Set down every entry again word for word, please, but skip the pictures.
+++
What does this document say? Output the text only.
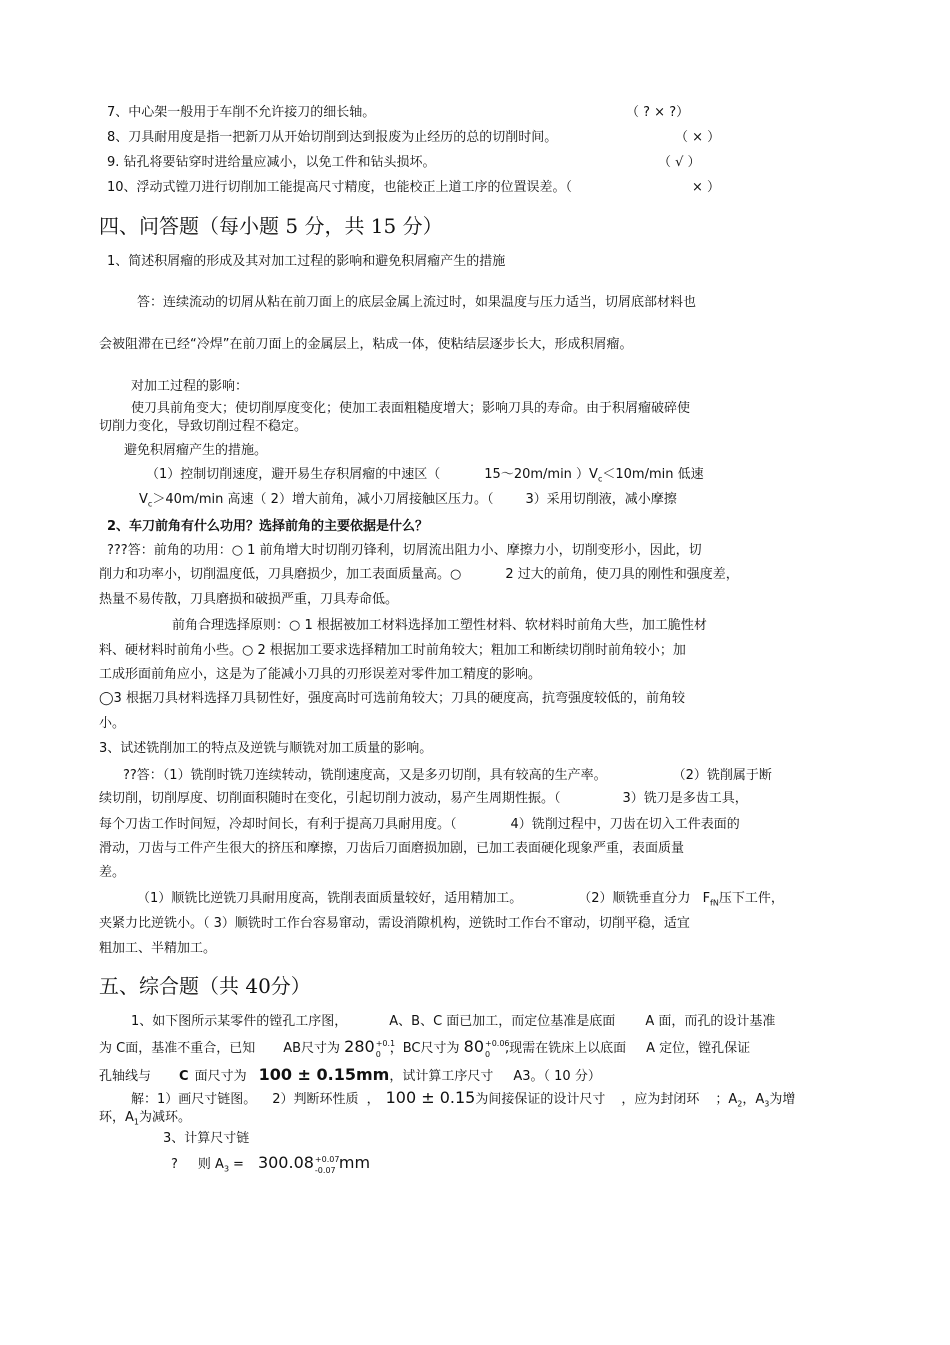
7、中心架一般用于车削不允许接刀的细长轴。	（ ? × ?）
8、刀具耐用度是指一把新刀从开始切削到达到报废为止经历的总的切削时间。	（ × ）
9. 钻孔将要钻穿时进给量应减小，以免工件和钻头损坏。	（ √ ）
10、浮动式镗刀进行切削加工能提高尺寸精度，也能校正上道工序的位置误差。（	× ）
四、问答题（每小题 5 分，共 15 分）
1、简述积屑瘤的形成及其对加工过程的影响和避免积屑瘤产生的措施
答：连续流动的切屑从粘在前刀面上的底层金属上流过时，如果温度与压力适当，切屑底部材料也
会被阻滞在已经“冷焊”在前刀面上的金属层上，粘成一体，使粘结层逐步长大，形成积屑瘤。
对加工过程的影响：
使刀具前角变大；使切削厚度变化；使加工表面粗糙度增大；影响刀具的寿命。由于积屑瘤破碎使
切削力变化，导致切削过程不稳定。
避免积屑瘤产生的措施。
（1）控制切削速度，避开易生存积屑瘤的中速区（	15～20m/min ）$V_c<10m/\min$ 低速
$V_c>40m/\min$ 高速（ 2）增大前角，减小刀屑接触区压力。（ 3）采用切削液，减小摩擦
2、车刀前角有什么功用？选择前角的主要依据是什么？
???答：前角的功用：○ 1 前角增大时切削刃锋利，切屑流出阻力小、摩擦力小，切削变形小，因此，切
削力和功率小，切削温度低，刀具磨损少，加工表面质量高。○	2 过大的前角，使刀具的刚性和强度差，
热量不易传散，刀具磨损和破损严重，刀具寿命低。
前角合理选择原则：○ 1 根据被加工材料选择加工塑性材料、软材料时前角大些，加工脆性材
料、硬材料时前角小些。○ 2 根据加工要求选择精加工时前角较大；粗加工和断续切削时前角较小；加
工成形面前角应小，这是为了能减小刀具的刃形误差对零件加工精度的影响。
◯3 根据刀具材料选择刀具韧性好，强度高时可选前角较大；刀具的硬度高，抗弯强度较低的，前角较
小。
3、试述铣削加工的特点及逆铣与顺铣对加工质量的影响。
??答：（1）铣削时铣刀连续转动，铣削速度高，又是多刃切削，具有较高的生产率。	（2）铣削属于断
续切削，切削厚度、切削面积随时在变化，引起切削力波动，易产生周期性振。（	3）铣刀是多齿工具，
每个刀齿工作时间短，冷却时间长，有利于提高刀具耐用度。（	4）铣削过程中，刀齿在切入工件表面的
滑动，刀齿与工件产生很大的挤压和摩擦，刀齿后刀面磨损加剧，已加工表面硬化现象严重，表面质量
差。
（1）顺铣比逆铣刀具耐用度高，铣削表面质量较好，适用精加工。	（2）顺铣垂直分力 $F_{fN}$压下工件，
夹紧力比逆铣小。（ 3）顺铣时工作台容易窜动，需设消隙机构，逆铣时工作台不窜动，切削平稳，适宜
粗加工、半精加工。
五、综合题（共 40分）
1、如下图所示某零件的镗孔工序图，	A、B、C 面已加工，而定位基准是底面 A 面，而孔的设计基准
为 C面，基准不重合，已知 AB尺寸为 280 +0.1
0 ，BC尺寸为 80 +0.06
0 ,现需在铣床上以底面 A 定位，镗孔保证
孔轴线与 C 面尺寸为 100 ± 0.15mm，试计算工序尺寸 A3。（ 10 分）
解：1）画尺寸链图。 2）判断环性质 ， 100 ± 0.15为间接保证的设计尺寸 ，应为封闭环 ；$A_2$，$A_3$为增
环，$A_1$为减环。
3、计算尺寸链
? 则 $A_3 = 300.08 +0.07$
-0.07 mm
+++
### SOLUTION TO THE PROBLEM
What does this document say? Output the text only.
7、中心架一般用于车削不允许接刀的细长轴。	（ ? × ?）
8、刀具耐用度是指一把新刀从开始切削到达到报废为止经历的总的切削时间。	（ × ）
9. 钻孔将要钻穿时进给量应减小，以免工件和钻头损坏。	（ √ ）
10、浮动式镗刀进行切削加工能提高尺寸精度，也能校正上道工序的位置误差。（	× ）
四、问答题（每小题 5 分，共 15 分）
1、简述积屑瘤的形成及其对加工过程的影响和避免积屑瘤产生的措施
答：连续流动的切屑从粘在前刀面上的底层金属上流过时，如果温度与压力适当，切屑底部材料也
会被阻滞在已经“冷焊”在前刀面上的金属层上，粘成一体，使粘结层逐步长大，形成积屑瘤。
对加工过程的影响：
使刀具前角变大；使切削厚度变化；使加工表面粗糙度增大；影响刀具的寿命。由于积屑瘤破碎使
切削力变化，导致切削过程不稳定。
避免积屑瘤产生的措施。
（1）控制切削速度，避开易生存积屑瘤的中速区（	15～20m/min ）$V_c<10m/\min$ 低速
$V_c>40m/\min$ 高速（ 2）增大前角，减小刀屑接触区压力。（ 3）采用切削液，减小摩擦
2、车刀前角有什么功用？选择前角的主要依据是什么？
???答：前角的功用：○ 1 前角增大时切削刃锋利，切屑流出阻力小、摩擦力小，切削变形小，因此，切
削力和功率小，切削温度低，刀具磨损少，加工表面质量高。○	2 过大的前角，使刀具的刚性和强度差，
热量不易传散，刀具磨损和破损严重，刀具寿命低。
前角合理选择原则：○ 1 根据被加工材料选择加工塑性材料、软材料时前角大些，加工脆性材
料、硬材料时前角小些。○ 2 根据加工要求选择精加工时前角较大；粗加工和断续切削时前角较小；加
工成形面前角应小，这是为了能减小刀具的刃形误差对零件加工精度的影响。
◯3 根据刀具材料选择刀具韧性好，强度高时可选前角较大；刀具的硬度高，抗弯强度较低的，前角较
小。
3、试述铣削加工的特点及逆铣与顺铣对加工质量的影响。
??答：（1）铣削时铣刀连续转动，铣削速度高，又是多刃切削，具有较高的生产率。	（2）铣削属于断
续切削，切削厚度、切削面积随时在变化，引起切削力波动，易产生周期性振。（	3）铣刀是多齿工具，
每个刀齿工作时间短，冷却时间长，有利于提高刀具耐用度。（	4）铣削过程中，刀齿在切入工件表面的
滑动，刀齿与工件产生很大的挤压和摩擦，刀齿后刀面磨损加剧，已加工表面硬化现象严重，表面质量
差。
（1）顺铣比逆铣刀具耐用度高，铣削表面质量较好，适用精加工。	（2）顺铣垂直分力 $F_{fN}$压下工件，
夹紧力比逆铣小。（ 3）顺铣时工作台容易窜动，需设消隙机构，逆铣时工作台不窜动，切削平稳，适宜
粗加工、半精加工。
五、综合题（共 40分）
1、如下图所示某零件的镗孔工序图，	A、B、C 面已加工，而定位基准是底面 A 面，而孔的设计基准
为 C面，基准不重合，已知 AB尺寸为 280 +0.1
0 ，BC尺寸为 80 +0.06
0 ,现需在铣床上以底面 A 定位，镗孔保证
孔轴线与 C 面尺寸为 100 ± 0.15mm，试计算工序尺寸 A3。（ 10 分）
解：1）画尺寸链图。 2）判断环性质 ， 100 ± 0.15为间接保证的设计尺寸 ，应为封闭环 ；$A_2$，$A_3$为增
环，$A_1$为减环。
3、计算尺寸链
? 则 $A_3 = 300.08 +0.07$
-0.07 mm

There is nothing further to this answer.